- [Raw records]:
++++++
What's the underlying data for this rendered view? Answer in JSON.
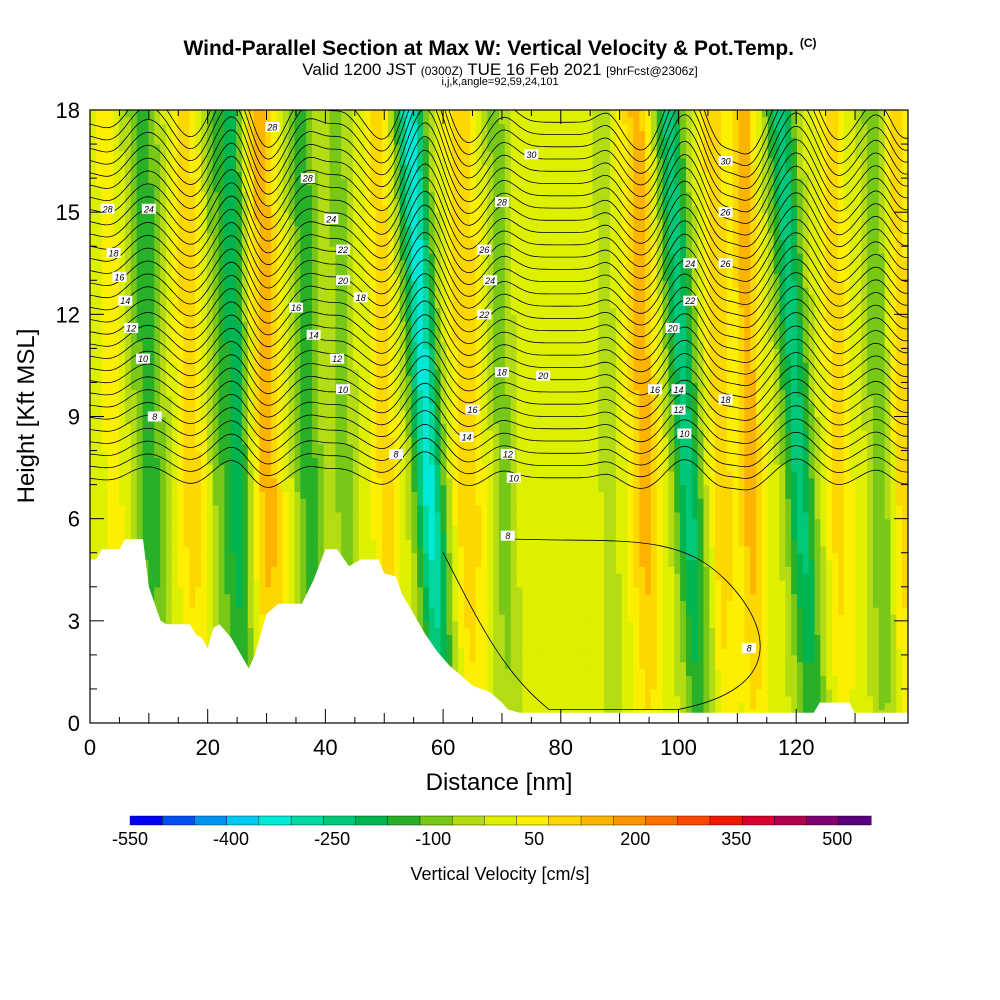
{
  "title": {
    "main": "Wind-Parallel Section at Max W: Vertical Velocity & Pot.Temp.",
    "copyright": "(C)",
    "valid": "Valid 1200 JST",
    "utc": "(0300Z)",
    "date": "TUE 16 Feb 2021",
    "forecast": "[9hrFcst@2306z]",
    "indices": "i,j,k,angle=92,59,24,101"
  },
  "chart_data": {
    "type": "heatmap",
    "xlabel": "Distance [nm]",
    "ylabel": "Height [Kft MSL]",
    "xlim": [
      0,
      139
    ],
    "ylim": [
      0,
      18
    ],
    "x_ticks": [
      0,
      20,
      40,
      60,
      80,
      100,
      120
    ],
    "y_ticks": [
      0,
      3,
      6,
      9,
      12,
      15,
      18
    ],
    "colorbar": {
      "title": "Vertical Velocity [cm/s]",
      "labels": [
        "-550",
        "-400",
        "-250",
        "-100",
        "50",
        "200",
        "350",
        "500"
      ],
      "levels": [
        -550,
        -500,
        -450,
        -400,
        -350,
        -300,
        -250,
        -200,
        -150,
        -100,
        -50,
        0,
        50,
        100,
        150,
        200,
        250,
        300,
        350,
        400,
        450,
        500,
        550
      ],
      "colors": [
        "#0000f5",
        "#0050f0",
        "#0090f0",
        "#00c8f0",
        "#00e8d8",
        "#00d8a0",
        "#00c878",
        "#00b450",
        "#28b028",
        "#78c818",
        "#b4dc14",
        "#dcf000",
        "#fcf000",
        "#fcd800",
        "#fcb400",
        "#fc9400",
        "#fc7000",
        "#f84800",
        "#f01800",
        "#d80030",
        "#b00050",
        "#800070",
        "#580080"
      ]
    },
    "vertical_velocity_bands": [
      {
        "x": 4,
        "w": 50,
        "width": 2
      },
      {
        "x": 10,
        "w": -150,
        "width": 3
      },
      {
        "x": 17,
        "w": 100,
        "width": 2.5
      },
      {
        "x": 22,
        "w": -100,
        "width": 2
      },
      {
        "x": 25,
        "w": -200,
        "width": 2
      },
      {
        "x": 30,
        "w": 150,
        "width": 2.5
      },
      {
        "x": 37,
        "w": -150,
        "width": 2.5
      },
      {
        "x": 43,
        "w": -100,
        "width": 2
      },
      {
        "x": 50,
        "w": 100,
        "width": 2
      },
      {
        "x": 57,
        "w": -350,
        "width": 2.5
      },
      {
        "x": 64,
        "w": 120,
        "width": 2.5
      },
      {
        "x": 70,
        "w": -100,
        "width": 2
      },
      {
        "x": 88,
        "w": -60,
        "width": 1.5
      },
      {
        "x": 94,
        "w": 150,
        "width": 2.5
      },
      {
        "x": 101,
        "w": -250,
        "width": 2.5
      },
      {
        "x": 107,
        "w": 120,
        "width": 2
      },
      {
        "x": 112,
        "w": 150,
        "width": 2
      },
      {
        "x": 120,
        "w": -250,
        "width": 2.5
      },
      {
        "x": 127,
        "w": 100,
        "width": 2
      },
      {
        "x": 134,
        "w": -120,
        "width": 2
      },
      {
        "x": 138,
        "w": 100,
        "width": 2
      }
    ],
    "terrain": [
      [
        0,
        4.8
      ],
      [
        1,
        4.8
      ],
      [
        2,
        5.1
      ],
      [
        5,
        5.1
      ],
      [
        6,
        5.4
      ],
      [
        9,
        5.4
      ],
      [
        10,
        4.0
      ],
      [
        12,
        3.0
      ],
      [
        13,
        2.9
      ],
      [
        17,
        2.9
      ],
      [
        18,
        2.6
      ],
      [
        19,
        2.5
      ],
      [
        20,
        2.2
      ],
      [
        21,
        2.8
      ],
      [
        22,
        2.9
      ],
      [
        23,
        2.7
      ],
      [
        24,
        2.5
      ],
      [
        25,
        2.2
      ],
      [
        26,
        1.9
      ],
      [
        27,
        1.6
      ],
      [
        28,
        2.0
      ],
      [
        29,
        2.6
      ],
      [
        30,
        3.2
      ],
      [
        32,
        3.5
      ],
      [
        36,
        3.5
      ],
      [
        38,
        4.2
      ],
      [
        40,
        5.1
      ],
      [
        42,
        5.1
      ],
      [
        44,
        4.6
      ],
      [
        46,
        4.8
      ],
      [
        49,
        4.8
      ],
      [
        50,
        4.4
      ],
      [
        52,
        4.3
      ],
      [
        53,
        3.8
      ],
      [
        55,
        3.2
      ],
      [
        57,
        2.6
      ],
      [
        59,
        2.1
      ],
      [
        61,
        1.7
      ],
      [
        63,
        1.4
      ],
      [
        65,
        1.1
      ],
      [
        68,
        0.9
      ],
      [
        70,
        0.6
      ],
      [
        71,
        0.4
      ],
      [
        73,
        0.3
      ],
      [
        123,
        0.3
      ],
      [
        124,
        0.6
      ],
      [
        129,
        0.6
      ],
      [
        130,
        0.3
      ],
      [
        139,
        0.3
      ]
    ],
    "theta_contour_labels": [
      {
        "x": 31,
        "y": 17.5,
        "text": "28"
      },
      {
        "x": 37,
        "y": 16.0,
        "text": "28"
      },
      {
        "x": 3,
        "y": 15.1,
        "text": "28"
      },
      {
        "x": 10,
        "y": 15.1,
        "text": "24"
      },
      {
        "x": 41,
        "y": 14.8,
        "text": "24"
      },
      {
        "x": 43,
        "y": 13.9,
        "text": "22"
      },
      {
        "x": 43,
        "y": 13.0,
        "text": "20"
      },
      {
        "x": 46,
        "y": 12.5,
        "text": "18"
      },
      {
        "x": 4,
        "y": 13.8,
        "text": "18"
      },
      {
        "x": 5,
        "y": 13.1,
        "text": "16"
      },
      {
        "x": 6,
        "y": 12.4,
        "text": "14"
      },
      {
        "x": 7,
        "y": 11.6,
        "text": "12"
      },
      {
        "x": 9,
        "y": 10.7,
        "text": "10"
      },
      {
        "x": 11,
        "y": 9.0,
        "text": "8"
      },
      {
        "x": 35,
        "y": 12.2,
        "text": "16"
      },
      {
        "x": 38,
        "y": 11.4,
        "text": "14"
      },
      {
        "x": 42,
        "y": 10.7,
        "text": "12"
      },
      {
        "x": 43,
        "y": 9.8,
        "text": "10"
      },
      {
        "x": 52,
        "y": 7.9,
        "text": "8"
      },
      {
        "x": 75,
        "y": 16.7,
        "text": "30"
      },
      {
        "x": 70,
        "y": 15.3,
        "text": "28"
      },
      {
        "x": 67,
        "y": 13.9,
        "text": "26"
      },
      {
        "x": 68,
        "y": 13.0,
        "text": "24"
      },
      {
        "x": 67,
        "y": 12.0,
        "text": "22"
      },
      {
        "x": 70,
        "y": 10.3,
        "text": "18"
      },
      {
        "x": 77,
        "y": 10.2,
        "text": "20"
      },
      {
        "x": 65,
        "y": 9.2,
        "text": "16"
      },
      {
        "x": 64,
        "y": 8.4,
        "text": "14"
      },
      {
        "x": 71,
        "y": 7.9,
        "text": "12"
      },
      {
        "x": 72,
        "y": 7.2,
        "text": "10"
      },
      {
        "x": 71,
        "y": 5.5,
        "text": "8"
      },
      {
        "x": 108,
        "y": 16.5,
        "text": "30"
      },
      {
        "x": 108,
        "y": 15.0,
        "text": "26"
      },
      {
        "x": 102,
        "y": 13.5,
        "text": "24"
      },
      {
        "x": 108,
        "y": 13.5,
        "text": "26"
      },
      {
        "x": 102,
        "y": 12.4,
        "text": "22"
      },
      {
        "x": 99,
        "y": 11.6,
        "text": "20"
      },
      {
        "x": 96,
        "y": 9.8,
        "text": "16"
      },
      {
        "x": 100,
        "y": 9.8,
        "text": "14"
      },
      {
        "x": 108,
        "y": 9.5,
        "text": "18"
      },
      {
        "x": 100,
        "y": 9.2,
        "text": "12"
      },
      {
        "x": 101,
        "y": 8.5,
        "text": "10"
      },
      {
        "x": 112,
        "y": 2.2,
        "text": "8"
      }
    ]
  }
}
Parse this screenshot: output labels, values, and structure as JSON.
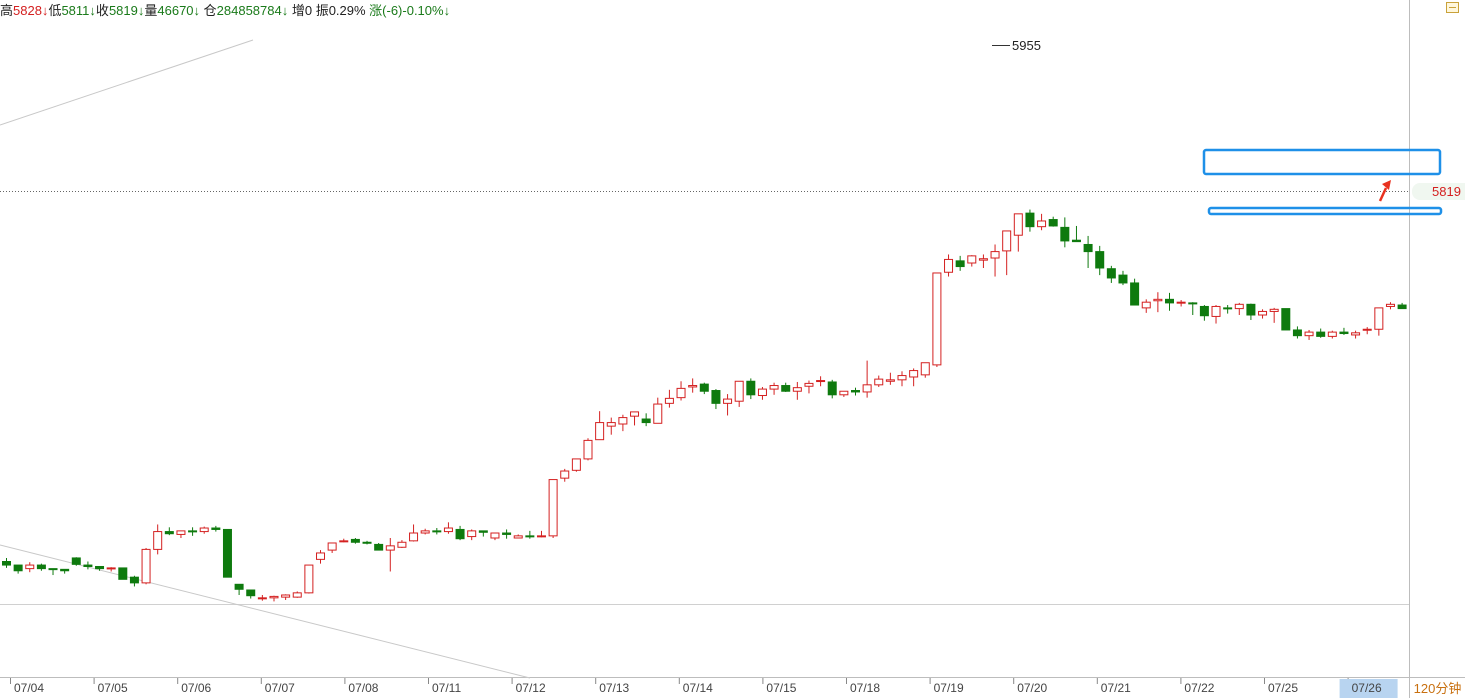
++++++
- [Directive]: Using the listing above, list every line in which the string "JSON" occurs.

- [Solution to the problem]:
What's the underlying data for this rendered view? Answer in JSON.
Parse this screenshot: output labels, values, and structure as JSON.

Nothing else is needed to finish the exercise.